(Dataset records on visual material)
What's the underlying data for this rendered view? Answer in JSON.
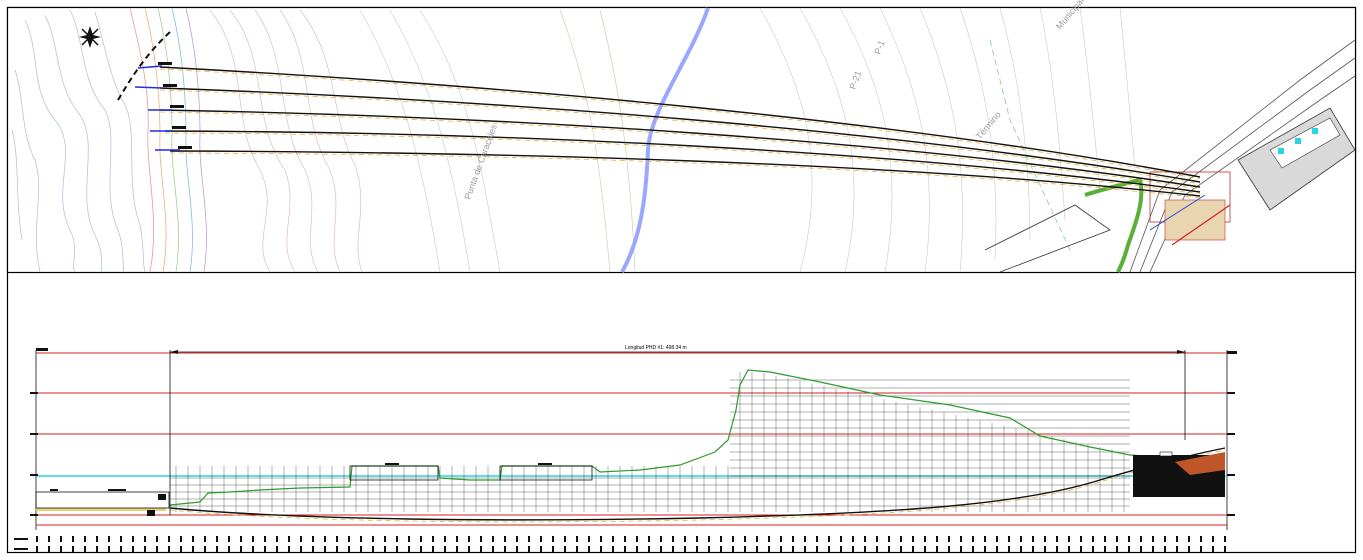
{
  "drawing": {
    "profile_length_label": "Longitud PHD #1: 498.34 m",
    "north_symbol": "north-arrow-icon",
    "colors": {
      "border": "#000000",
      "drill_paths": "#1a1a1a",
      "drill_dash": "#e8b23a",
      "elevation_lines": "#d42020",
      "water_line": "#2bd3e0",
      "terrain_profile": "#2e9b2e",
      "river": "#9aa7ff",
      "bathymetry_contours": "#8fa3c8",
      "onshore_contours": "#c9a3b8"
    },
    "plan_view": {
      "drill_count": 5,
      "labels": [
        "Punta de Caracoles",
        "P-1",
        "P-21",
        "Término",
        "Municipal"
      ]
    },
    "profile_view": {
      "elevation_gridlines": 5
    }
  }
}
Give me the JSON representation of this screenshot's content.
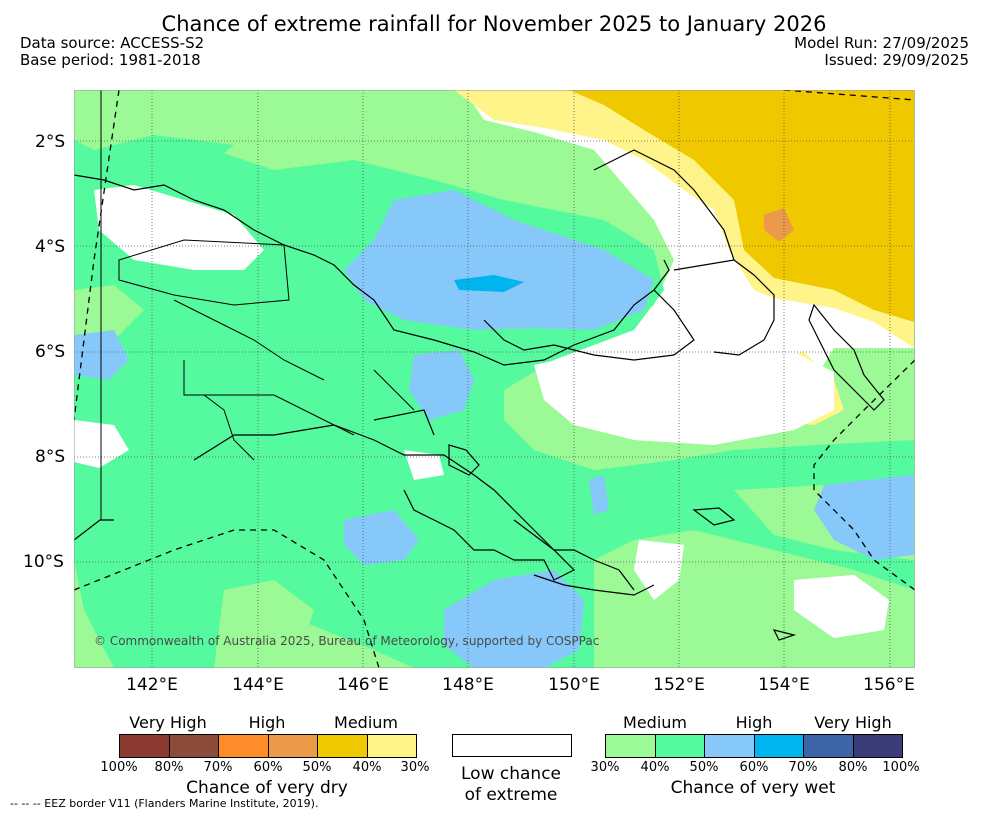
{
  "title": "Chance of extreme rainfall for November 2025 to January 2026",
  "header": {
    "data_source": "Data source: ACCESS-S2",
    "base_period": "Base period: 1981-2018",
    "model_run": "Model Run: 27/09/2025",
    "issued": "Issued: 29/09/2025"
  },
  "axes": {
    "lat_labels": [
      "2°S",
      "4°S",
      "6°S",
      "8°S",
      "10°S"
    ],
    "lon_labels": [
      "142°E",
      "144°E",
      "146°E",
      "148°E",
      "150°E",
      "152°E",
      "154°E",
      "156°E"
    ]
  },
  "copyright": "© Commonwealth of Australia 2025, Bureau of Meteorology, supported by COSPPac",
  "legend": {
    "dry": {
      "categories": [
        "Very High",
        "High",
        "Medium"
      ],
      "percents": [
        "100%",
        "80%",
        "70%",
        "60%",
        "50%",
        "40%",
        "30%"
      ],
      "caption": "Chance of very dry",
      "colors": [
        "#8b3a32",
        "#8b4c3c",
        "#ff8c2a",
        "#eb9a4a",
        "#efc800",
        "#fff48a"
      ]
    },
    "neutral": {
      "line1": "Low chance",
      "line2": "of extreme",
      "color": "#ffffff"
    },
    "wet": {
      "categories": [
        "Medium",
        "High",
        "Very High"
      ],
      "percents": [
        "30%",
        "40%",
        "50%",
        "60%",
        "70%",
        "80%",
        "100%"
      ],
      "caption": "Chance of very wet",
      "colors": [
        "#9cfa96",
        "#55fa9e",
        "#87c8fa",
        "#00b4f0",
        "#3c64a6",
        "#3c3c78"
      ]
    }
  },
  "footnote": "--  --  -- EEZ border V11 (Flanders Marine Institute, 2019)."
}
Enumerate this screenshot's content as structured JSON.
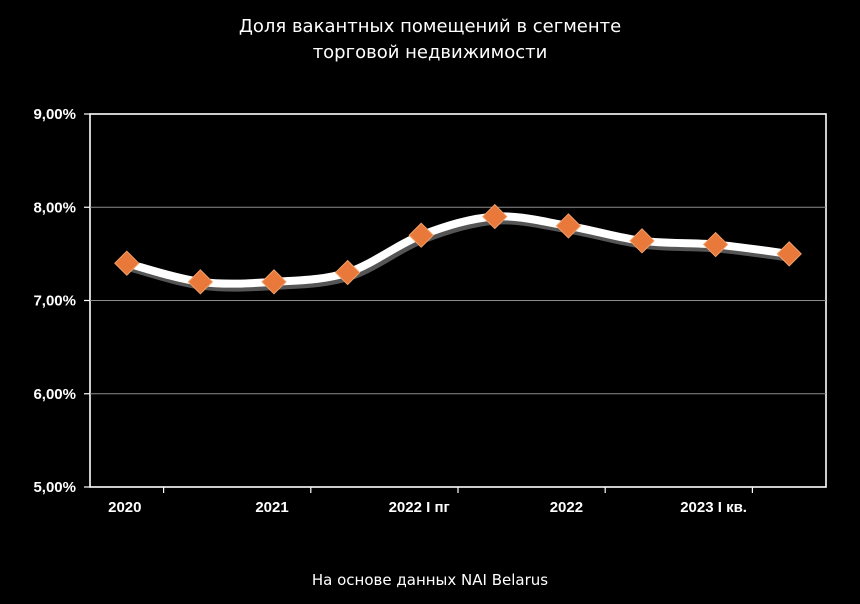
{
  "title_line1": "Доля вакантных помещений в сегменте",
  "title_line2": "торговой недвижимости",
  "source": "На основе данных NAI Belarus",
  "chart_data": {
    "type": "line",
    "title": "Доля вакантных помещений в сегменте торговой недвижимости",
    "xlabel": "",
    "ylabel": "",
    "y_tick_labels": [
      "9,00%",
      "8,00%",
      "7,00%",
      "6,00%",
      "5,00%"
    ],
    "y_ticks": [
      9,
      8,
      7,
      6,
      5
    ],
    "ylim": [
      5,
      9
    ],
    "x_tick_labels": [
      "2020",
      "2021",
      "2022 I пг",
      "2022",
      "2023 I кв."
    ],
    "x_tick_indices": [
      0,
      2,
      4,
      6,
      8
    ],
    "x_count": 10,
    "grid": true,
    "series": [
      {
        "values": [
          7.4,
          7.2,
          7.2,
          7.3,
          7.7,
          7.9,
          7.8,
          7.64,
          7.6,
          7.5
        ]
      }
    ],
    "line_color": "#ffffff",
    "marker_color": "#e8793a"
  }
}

__Exercise__:
Copy the material above in full and exactly, skipping pictures.

__Result of the exercise__:
What's the underlying data for this rendered view? Answer in JSON.
{
  "drawing": {
    "profile_length_label": "Longitud PHD #1: 498.34 m",
    "north_symbol": "north-arrow-icon",
    "colors": {
      "border": "#000000",
      "drill_paths": "#1a1a1a",
      "drill_dash": "#e8b23a",
      "elevation_lines": "#d42020",
      "water_line": "#2bd3e0",
      "terrain_profile": "#2e9b2e",
      "river": "#9aa7ff",
      "bathymetry_contours": "#8fa3c8",
      "onshore_contours": "#c9a3b8"
    },
    "plan_view": {
      "drill_count": 5,
      "labels": [
        "Punta de Caracoles",
        "P-1",
        "P-21",
        "Término",
        "Municipal"
      ]
    },
    "profile_view": {
      "elevation_gridlines": 5
    }
  }
}
Give me the JSON representation of this screenshot's content.
{
  "title": "Chance of extreme rainfall for November 2025 to January 2026",
  "header": {
    "data_source": "Data source: ACCESS-S2",
    "base_period": "Base period: 1981-2018",
    "model_run": "Model Run: 27/09/2025",
    "issued": "Issued: 29/09/2025"
  },
  "axes": {
    "lat_labels": [
      "2°S",
      "4°S",
      "6°S",
      "8°S",
      "10°S"
    ],
    "lon_labels": [
      "142°E",
      "144°E",
      "146°E",
      "148°E",
      "150°E",
      "152°E",
      "154°E",
      "156°E"
    ]
  },
  "copyright": "© Commonwealth of Australia 2025, Bureau of Meteorology, supported by COSPPac",
  "legend": {
    "dry": {
      "categories": [
        "Very High",
        "High",
        "Medium"
      ],
      "percents": [
        "100%",
        "80%",
        "70%",
        "60%",
        "50%",
        "40%",
        "30%"
      ],
      "caption": "Chance of very dry",
      "colors": [
        "#8b3a32",
        "#8b4c3c",
        "#ff8c2a",
        "#eb9a4a",
        "#efc800",
        "#fff48a"
      ]
    },
    "neutral": {
      "line1": "Low chance",
      "line2": "of extreme",
      "color": "#ffffff"
    },
    "wet": {
      "categories": [
        "Medium",
        "High",
        "Very High"
      ],
      "percents": [
        "30%",
        "40%",
        "50%",
        "60%",
        "70%",
        "80%",
        "100%"
      ],
      "caption": "Chance of very wet",
      "colors": [
        "#9cfa96",
        "#55fa9e",
        "#87c8fa",
        "#00b4f0",
        "#3c64a6",
        "#3c3c78"
      ]
    }
  },
  "footnote": "--  --  -- EEZ border V11 (Flanders Marine Institute, 2019)."
}
Enumerate this screenshot's content as structured JSON.
{
  "title_line1": "Доля вакантных помещений в сегменте",
  "title_line2": "торговой недвижимости",
  "source": "На основе данных NAI Belarus",
  "chart_data": {
    "type": "line",
    "title": "Доля вакантных помещений в сегменте торговой недвижимости",
    "xlabel": "",
    "ylabel": "",
    "y_tick_labels": [
      "9,00%",
      "8,00%",
      "7,00%",
      "6,00%",
      "5,00%"
    ],
    "y_ticks": [
      9,
      8,
      7,
      6,
      5
    ],
    "ylim": [
      5,
      9
    ],
    "x_tick_labels": [
      "2020",
      "2021",
      "2022 I пг",
      "2022",
      "2023 I кв."
    ],
    "x_tick_indices": [
      0,
      2,
      4,
      6,
      8
    ],
    "x_count": 10,
    "grid": true,
    "series": [
      {
        "values": [
          7.4,
          7.2,
          7.2,
          7.3,
          7.7,
          7.9,
          7.8,
          7.64,
          7.6,
          7.5
        ]
      }
    ],
    "line_color": "#ffffff",
    "marker_color": "#e8793a"
  }
}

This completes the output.